PROBLEM STATEMENT —
Wherever the word "flat" appears in a line, copy that line.
++++++++
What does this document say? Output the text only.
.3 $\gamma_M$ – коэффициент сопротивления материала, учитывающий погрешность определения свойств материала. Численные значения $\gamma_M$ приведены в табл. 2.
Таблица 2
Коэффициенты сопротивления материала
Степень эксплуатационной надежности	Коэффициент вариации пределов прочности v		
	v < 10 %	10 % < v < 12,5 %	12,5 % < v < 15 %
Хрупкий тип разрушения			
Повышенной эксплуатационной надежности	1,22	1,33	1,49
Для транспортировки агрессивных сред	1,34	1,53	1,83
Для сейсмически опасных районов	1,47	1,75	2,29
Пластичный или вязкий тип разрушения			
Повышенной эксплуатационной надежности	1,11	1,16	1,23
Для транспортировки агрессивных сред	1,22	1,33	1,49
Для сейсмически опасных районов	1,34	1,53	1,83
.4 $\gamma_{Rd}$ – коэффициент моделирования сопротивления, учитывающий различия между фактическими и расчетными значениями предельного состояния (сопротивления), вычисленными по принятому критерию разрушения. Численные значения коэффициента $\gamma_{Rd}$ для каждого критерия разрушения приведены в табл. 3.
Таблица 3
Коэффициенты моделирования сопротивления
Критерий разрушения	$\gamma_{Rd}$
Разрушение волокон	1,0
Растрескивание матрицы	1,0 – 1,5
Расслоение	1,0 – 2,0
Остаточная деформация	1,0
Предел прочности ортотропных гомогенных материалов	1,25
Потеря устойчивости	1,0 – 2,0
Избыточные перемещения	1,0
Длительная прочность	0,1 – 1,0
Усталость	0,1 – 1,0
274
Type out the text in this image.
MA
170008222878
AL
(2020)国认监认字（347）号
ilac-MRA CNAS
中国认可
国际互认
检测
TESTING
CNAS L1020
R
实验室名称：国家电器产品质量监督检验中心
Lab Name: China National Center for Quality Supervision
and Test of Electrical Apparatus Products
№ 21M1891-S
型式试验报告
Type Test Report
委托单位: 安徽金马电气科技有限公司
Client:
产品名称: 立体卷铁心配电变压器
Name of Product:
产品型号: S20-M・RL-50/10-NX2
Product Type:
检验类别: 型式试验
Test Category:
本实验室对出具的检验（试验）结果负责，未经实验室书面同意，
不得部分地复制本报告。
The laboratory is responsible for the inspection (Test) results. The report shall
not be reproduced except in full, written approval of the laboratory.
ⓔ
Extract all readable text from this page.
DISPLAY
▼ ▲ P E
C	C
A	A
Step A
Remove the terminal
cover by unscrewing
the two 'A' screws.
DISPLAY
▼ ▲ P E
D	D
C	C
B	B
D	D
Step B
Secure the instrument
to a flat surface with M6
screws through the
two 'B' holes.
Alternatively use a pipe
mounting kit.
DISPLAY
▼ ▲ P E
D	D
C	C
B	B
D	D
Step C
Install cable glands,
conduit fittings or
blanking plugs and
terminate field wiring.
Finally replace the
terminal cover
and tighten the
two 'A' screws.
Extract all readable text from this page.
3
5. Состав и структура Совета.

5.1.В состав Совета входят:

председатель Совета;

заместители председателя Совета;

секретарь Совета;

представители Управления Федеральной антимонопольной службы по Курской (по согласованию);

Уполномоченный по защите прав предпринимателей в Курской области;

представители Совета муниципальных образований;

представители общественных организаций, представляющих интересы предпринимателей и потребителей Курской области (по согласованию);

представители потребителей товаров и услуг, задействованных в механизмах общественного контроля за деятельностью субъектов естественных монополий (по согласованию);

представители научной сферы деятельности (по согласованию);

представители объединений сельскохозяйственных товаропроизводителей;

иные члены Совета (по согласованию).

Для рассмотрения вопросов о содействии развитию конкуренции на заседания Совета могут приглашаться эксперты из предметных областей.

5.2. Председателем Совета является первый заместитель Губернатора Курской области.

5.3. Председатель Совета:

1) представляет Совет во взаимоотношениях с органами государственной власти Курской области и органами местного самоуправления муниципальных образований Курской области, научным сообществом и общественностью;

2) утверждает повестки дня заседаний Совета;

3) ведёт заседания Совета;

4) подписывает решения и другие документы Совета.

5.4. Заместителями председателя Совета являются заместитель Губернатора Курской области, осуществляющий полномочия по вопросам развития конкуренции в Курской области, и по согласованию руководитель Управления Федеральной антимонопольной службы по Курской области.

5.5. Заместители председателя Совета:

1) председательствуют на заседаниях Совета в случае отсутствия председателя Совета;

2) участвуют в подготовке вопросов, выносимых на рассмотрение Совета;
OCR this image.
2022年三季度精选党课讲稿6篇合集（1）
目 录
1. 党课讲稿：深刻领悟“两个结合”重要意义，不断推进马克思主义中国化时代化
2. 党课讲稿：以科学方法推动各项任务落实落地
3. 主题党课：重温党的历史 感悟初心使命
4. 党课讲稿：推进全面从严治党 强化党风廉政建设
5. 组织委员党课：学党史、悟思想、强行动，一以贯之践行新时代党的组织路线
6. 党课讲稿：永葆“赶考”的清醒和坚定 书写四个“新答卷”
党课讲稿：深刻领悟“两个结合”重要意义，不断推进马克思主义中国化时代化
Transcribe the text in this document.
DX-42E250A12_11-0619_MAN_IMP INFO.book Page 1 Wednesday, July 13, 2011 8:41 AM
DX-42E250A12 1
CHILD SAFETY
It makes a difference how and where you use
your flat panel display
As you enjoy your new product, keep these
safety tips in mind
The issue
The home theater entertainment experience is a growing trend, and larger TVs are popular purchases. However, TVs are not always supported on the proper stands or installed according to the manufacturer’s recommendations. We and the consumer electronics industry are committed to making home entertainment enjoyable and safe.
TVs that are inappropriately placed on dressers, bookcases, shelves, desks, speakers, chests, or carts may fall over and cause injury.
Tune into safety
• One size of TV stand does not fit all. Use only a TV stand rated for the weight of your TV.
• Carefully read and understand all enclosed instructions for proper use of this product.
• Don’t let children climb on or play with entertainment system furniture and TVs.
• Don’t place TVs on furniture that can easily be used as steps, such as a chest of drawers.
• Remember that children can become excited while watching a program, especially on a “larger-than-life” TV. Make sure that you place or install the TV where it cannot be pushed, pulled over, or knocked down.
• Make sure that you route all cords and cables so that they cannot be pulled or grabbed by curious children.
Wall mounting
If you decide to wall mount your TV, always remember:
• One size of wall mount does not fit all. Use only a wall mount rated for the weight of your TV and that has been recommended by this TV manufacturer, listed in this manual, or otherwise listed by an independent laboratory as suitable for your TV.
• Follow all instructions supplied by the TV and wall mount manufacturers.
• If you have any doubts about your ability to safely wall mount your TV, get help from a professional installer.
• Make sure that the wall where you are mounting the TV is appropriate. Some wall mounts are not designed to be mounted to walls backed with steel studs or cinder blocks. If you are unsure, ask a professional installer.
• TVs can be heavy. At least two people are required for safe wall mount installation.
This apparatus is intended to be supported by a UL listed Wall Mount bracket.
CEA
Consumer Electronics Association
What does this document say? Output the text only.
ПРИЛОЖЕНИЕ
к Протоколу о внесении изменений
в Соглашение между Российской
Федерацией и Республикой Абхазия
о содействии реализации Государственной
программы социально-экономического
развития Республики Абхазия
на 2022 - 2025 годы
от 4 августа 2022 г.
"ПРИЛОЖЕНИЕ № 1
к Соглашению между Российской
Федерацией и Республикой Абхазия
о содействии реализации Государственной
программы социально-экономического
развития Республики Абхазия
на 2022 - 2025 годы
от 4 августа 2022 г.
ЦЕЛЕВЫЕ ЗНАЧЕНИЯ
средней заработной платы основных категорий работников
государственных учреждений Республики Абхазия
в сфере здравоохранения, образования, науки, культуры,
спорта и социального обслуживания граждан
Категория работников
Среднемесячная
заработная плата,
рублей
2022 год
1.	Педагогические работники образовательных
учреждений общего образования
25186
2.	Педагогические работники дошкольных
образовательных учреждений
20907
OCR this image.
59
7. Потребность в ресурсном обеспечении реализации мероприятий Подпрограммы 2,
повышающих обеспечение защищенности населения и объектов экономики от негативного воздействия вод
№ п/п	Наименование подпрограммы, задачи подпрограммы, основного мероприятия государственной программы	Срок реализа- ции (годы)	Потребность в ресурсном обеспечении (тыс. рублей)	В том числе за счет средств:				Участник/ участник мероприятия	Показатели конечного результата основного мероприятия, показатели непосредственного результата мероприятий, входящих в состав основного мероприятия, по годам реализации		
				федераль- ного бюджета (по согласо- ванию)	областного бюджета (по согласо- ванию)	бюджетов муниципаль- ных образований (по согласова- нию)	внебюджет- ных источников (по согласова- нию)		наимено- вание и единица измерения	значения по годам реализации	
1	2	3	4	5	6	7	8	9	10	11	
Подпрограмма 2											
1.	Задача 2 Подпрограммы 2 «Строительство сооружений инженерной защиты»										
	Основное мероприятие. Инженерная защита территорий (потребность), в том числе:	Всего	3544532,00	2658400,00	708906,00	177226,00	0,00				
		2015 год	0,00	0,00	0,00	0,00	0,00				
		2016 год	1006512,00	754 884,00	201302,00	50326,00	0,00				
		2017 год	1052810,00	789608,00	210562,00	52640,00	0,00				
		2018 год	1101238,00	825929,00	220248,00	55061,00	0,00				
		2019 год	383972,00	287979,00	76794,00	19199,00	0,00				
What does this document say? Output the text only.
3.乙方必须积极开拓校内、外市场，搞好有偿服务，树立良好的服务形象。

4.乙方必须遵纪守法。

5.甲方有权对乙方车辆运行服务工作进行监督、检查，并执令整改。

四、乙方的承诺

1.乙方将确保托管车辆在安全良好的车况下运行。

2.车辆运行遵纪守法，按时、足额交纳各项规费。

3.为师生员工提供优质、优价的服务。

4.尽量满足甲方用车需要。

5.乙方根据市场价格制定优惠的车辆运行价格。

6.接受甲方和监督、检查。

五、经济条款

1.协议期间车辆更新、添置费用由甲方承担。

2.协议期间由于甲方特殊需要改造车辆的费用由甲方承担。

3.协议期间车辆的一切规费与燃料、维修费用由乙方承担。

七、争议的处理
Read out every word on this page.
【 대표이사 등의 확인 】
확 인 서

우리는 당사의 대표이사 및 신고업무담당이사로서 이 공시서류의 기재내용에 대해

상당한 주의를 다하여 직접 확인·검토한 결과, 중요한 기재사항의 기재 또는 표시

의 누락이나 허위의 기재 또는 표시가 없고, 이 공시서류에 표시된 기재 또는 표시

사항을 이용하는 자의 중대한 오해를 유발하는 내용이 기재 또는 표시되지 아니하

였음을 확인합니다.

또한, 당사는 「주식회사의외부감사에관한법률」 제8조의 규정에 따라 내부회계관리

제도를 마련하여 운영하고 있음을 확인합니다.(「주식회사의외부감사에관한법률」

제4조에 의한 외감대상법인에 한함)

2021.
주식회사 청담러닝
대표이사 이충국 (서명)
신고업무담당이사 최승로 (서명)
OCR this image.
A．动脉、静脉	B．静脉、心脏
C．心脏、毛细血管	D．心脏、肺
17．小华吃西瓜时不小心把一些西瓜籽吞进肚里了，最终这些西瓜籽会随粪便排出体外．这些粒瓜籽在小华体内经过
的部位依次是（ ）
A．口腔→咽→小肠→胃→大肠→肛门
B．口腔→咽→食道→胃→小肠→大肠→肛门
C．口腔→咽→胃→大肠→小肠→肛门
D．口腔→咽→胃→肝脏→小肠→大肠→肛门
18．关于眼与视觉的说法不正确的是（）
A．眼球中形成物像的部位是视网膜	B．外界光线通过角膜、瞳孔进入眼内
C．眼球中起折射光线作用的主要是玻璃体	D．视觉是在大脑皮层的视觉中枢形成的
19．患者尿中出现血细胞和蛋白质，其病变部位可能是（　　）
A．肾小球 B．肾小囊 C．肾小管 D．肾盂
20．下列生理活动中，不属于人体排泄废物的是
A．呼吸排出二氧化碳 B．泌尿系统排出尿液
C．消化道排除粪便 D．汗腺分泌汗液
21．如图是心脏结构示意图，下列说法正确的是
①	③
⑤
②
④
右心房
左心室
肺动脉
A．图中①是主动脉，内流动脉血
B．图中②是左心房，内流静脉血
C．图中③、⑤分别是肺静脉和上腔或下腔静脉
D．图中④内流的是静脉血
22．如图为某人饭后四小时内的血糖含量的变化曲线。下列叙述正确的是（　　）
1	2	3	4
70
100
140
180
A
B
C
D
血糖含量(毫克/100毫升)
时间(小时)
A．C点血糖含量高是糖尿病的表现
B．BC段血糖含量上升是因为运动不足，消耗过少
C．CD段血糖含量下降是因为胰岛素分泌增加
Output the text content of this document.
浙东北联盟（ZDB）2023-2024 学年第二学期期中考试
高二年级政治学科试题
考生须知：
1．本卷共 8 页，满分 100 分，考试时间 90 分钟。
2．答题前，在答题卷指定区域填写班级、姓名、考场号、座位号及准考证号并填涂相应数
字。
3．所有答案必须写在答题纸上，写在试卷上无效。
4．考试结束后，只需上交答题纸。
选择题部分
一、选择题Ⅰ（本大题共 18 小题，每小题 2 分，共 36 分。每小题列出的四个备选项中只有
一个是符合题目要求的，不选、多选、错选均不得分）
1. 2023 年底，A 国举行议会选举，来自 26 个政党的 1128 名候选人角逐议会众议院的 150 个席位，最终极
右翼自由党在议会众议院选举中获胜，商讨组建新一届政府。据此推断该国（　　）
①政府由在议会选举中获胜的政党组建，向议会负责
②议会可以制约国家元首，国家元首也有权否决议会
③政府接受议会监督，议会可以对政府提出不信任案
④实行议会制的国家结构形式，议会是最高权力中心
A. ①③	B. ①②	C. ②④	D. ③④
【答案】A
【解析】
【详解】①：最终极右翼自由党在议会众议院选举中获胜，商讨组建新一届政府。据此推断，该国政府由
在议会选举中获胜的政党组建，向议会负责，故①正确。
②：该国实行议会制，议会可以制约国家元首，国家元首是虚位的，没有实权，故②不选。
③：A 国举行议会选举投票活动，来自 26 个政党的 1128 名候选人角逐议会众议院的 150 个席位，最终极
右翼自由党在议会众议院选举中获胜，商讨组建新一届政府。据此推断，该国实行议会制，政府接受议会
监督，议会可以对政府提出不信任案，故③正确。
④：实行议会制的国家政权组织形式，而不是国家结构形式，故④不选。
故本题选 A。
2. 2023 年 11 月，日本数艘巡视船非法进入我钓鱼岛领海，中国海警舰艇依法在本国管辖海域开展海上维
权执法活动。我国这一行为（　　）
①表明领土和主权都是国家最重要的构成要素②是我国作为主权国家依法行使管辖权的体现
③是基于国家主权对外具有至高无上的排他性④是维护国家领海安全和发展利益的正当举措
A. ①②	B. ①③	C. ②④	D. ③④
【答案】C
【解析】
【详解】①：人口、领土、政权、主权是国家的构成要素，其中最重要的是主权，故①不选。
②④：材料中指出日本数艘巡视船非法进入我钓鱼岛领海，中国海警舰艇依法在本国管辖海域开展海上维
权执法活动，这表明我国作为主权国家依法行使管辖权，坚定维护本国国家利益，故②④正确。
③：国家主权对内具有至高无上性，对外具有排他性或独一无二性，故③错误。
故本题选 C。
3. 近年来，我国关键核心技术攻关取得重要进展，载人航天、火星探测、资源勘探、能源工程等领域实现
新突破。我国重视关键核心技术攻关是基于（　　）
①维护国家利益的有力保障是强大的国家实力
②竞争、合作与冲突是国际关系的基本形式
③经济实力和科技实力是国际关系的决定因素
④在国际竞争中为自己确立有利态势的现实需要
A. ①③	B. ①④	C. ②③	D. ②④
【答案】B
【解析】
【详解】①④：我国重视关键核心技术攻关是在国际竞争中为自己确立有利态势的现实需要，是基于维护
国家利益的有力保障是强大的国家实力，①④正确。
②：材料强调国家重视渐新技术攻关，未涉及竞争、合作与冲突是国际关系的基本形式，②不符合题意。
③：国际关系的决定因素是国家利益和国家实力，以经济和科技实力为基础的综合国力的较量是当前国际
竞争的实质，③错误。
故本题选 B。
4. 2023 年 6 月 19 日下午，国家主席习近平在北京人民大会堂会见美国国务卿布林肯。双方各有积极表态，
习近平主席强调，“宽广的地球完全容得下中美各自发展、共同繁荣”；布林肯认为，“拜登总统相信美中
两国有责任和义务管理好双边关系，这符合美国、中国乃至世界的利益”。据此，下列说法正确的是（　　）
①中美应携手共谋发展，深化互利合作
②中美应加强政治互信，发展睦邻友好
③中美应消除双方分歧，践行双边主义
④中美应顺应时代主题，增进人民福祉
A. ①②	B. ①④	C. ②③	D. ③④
++++++++
RESULT —
to a flat surface with M6
your flat panel display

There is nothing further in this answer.